• [TASK STATEMENT]
How many of the lines below include "Open"? Give the number and no other words.

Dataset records

>>

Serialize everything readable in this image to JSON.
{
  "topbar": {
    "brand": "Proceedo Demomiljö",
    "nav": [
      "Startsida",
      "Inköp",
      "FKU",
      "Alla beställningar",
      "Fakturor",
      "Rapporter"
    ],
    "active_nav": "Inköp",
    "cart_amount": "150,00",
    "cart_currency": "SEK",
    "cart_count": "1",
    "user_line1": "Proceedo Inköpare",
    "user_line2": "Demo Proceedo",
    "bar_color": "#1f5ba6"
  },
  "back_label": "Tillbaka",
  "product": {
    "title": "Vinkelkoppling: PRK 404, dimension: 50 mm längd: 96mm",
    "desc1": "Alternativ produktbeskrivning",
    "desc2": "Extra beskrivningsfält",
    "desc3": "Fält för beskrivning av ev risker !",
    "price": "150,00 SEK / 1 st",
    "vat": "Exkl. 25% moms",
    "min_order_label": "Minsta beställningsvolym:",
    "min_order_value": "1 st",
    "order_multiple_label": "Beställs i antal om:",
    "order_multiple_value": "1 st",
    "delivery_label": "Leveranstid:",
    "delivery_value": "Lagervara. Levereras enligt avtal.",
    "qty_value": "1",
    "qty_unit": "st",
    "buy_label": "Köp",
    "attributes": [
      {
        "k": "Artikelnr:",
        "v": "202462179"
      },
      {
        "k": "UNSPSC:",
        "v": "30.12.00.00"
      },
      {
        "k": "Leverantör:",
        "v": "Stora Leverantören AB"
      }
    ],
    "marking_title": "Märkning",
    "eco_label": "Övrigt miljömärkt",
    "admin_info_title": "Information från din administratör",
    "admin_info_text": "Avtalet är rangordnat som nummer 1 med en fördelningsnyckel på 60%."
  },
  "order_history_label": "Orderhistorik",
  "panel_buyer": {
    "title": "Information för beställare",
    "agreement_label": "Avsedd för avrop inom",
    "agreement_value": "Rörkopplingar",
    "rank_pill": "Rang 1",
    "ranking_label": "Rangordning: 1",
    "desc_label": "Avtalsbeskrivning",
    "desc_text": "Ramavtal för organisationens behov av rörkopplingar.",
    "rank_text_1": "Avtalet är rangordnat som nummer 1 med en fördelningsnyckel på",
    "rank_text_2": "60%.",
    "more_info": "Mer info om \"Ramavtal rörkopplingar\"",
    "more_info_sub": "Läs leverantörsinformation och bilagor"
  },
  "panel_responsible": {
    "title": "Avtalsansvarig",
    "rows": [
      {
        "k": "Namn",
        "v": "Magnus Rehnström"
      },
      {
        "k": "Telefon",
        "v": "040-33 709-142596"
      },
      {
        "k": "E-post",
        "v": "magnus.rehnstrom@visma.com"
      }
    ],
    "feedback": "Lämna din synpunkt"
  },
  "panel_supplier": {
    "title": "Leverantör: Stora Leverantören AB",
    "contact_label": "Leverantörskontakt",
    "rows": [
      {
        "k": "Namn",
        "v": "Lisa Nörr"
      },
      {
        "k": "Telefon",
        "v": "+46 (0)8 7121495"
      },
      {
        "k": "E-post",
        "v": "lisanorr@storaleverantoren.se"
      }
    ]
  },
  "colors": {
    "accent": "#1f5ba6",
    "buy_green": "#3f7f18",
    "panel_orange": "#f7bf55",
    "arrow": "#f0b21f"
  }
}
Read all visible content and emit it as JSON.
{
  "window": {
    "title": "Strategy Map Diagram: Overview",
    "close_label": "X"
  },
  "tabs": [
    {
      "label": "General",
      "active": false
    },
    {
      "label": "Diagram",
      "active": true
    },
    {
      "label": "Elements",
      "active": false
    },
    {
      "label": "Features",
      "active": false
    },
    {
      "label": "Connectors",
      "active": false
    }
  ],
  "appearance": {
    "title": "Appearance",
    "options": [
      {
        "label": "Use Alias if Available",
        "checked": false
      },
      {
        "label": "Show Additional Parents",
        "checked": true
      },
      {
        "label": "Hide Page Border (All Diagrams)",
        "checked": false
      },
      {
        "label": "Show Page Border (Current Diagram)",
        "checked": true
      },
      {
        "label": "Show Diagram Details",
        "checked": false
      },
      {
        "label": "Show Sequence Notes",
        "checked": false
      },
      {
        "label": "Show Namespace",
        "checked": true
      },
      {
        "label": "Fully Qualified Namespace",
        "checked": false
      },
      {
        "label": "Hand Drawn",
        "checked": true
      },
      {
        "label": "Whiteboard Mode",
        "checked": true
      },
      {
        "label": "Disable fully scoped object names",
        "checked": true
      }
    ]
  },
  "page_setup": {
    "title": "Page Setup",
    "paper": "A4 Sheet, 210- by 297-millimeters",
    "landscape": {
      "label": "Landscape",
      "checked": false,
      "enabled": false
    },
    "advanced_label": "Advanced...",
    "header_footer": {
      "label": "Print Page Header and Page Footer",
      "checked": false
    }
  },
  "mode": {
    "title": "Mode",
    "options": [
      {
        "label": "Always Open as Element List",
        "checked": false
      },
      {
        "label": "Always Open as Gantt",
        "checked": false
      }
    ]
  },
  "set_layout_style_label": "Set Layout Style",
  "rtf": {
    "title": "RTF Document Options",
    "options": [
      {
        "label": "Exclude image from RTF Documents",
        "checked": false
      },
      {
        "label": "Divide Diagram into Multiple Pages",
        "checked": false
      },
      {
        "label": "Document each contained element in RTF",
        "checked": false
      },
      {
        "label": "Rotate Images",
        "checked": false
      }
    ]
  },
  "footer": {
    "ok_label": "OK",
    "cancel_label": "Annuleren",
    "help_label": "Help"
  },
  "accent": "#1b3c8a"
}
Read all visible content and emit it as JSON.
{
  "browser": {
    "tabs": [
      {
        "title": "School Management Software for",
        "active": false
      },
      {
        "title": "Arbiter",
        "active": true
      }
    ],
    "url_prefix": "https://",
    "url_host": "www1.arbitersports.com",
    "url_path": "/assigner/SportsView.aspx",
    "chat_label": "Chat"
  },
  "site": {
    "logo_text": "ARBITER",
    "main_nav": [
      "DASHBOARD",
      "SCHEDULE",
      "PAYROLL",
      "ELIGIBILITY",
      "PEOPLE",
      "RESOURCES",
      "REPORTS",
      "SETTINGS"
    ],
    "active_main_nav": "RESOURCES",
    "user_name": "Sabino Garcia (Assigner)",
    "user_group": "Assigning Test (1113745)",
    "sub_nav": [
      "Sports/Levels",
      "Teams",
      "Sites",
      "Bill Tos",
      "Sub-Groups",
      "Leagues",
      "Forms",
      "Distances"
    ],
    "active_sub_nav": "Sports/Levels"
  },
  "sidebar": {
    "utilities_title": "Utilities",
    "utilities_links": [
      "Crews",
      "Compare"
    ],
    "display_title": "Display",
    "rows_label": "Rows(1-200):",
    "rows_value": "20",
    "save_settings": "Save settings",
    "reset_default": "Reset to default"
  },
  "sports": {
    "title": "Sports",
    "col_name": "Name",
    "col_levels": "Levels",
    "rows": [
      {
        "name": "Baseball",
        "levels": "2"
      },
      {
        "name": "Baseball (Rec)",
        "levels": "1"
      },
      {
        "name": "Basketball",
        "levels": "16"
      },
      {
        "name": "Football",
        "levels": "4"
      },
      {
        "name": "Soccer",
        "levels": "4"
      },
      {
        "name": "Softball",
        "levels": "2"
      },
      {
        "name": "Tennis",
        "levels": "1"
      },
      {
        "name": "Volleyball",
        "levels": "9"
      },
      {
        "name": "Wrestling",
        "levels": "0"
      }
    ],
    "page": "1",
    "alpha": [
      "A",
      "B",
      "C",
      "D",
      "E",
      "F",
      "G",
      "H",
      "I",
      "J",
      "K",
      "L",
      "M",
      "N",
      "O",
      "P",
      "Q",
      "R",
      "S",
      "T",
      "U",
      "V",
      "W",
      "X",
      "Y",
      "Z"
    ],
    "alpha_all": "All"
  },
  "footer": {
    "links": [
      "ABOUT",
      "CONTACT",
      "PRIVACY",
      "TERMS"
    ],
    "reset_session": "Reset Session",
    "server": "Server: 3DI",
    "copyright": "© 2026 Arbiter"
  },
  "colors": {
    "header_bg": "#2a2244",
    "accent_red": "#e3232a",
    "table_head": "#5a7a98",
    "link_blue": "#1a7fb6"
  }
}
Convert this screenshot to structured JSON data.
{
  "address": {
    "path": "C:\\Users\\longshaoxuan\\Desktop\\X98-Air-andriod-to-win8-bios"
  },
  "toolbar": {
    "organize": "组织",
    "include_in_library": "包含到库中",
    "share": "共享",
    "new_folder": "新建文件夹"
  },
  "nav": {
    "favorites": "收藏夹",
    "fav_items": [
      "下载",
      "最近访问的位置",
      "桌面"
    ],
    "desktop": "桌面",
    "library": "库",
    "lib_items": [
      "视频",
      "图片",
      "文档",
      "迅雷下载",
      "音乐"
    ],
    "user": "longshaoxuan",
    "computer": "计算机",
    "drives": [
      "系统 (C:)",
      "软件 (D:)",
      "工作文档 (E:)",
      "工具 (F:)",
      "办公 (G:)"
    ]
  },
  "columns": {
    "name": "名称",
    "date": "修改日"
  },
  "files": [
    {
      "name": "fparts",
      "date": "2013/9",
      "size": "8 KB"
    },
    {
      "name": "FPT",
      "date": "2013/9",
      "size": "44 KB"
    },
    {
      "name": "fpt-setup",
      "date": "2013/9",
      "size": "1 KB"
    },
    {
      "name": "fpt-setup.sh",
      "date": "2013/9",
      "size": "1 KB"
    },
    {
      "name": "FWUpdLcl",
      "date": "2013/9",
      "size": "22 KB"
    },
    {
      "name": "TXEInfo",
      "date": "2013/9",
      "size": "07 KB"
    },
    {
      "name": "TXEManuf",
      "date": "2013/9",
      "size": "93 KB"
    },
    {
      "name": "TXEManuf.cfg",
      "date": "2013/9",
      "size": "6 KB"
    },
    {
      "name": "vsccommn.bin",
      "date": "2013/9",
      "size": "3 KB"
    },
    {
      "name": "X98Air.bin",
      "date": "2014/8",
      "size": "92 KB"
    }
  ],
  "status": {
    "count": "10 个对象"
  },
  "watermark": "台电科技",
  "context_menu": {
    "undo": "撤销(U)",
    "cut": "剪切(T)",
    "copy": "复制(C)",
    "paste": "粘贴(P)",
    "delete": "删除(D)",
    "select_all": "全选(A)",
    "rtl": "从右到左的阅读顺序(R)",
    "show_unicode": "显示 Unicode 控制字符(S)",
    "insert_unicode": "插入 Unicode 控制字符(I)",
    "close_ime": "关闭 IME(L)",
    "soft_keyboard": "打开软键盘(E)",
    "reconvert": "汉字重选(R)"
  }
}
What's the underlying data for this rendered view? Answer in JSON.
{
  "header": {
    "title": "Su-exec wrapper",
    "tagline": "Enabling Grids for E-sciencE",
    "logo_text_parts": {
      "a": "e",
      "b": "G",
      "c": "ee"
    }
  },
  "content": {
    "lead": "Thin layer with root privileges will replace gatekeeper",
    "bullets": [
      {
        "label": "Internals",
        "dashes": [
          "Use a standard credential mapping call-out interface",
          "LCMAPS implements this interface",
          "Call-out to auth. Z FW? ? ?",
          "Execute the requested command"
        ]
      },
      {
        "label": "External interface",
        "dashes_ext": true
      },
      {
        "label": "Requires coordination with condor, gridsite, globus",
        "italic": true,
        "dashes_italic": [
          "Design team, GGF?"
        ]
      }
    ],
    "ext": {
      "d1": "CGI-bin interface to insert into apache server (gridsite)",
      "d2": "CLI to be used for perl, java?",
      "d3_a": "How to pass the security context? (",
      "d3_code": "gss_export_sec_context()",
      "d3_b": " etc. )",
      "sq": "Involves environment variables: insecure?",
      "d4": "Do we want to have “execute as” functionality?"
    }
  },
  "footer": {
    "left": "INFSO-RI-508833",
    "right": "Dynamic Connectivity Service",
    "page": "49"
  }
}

<<

• [RESULT]
2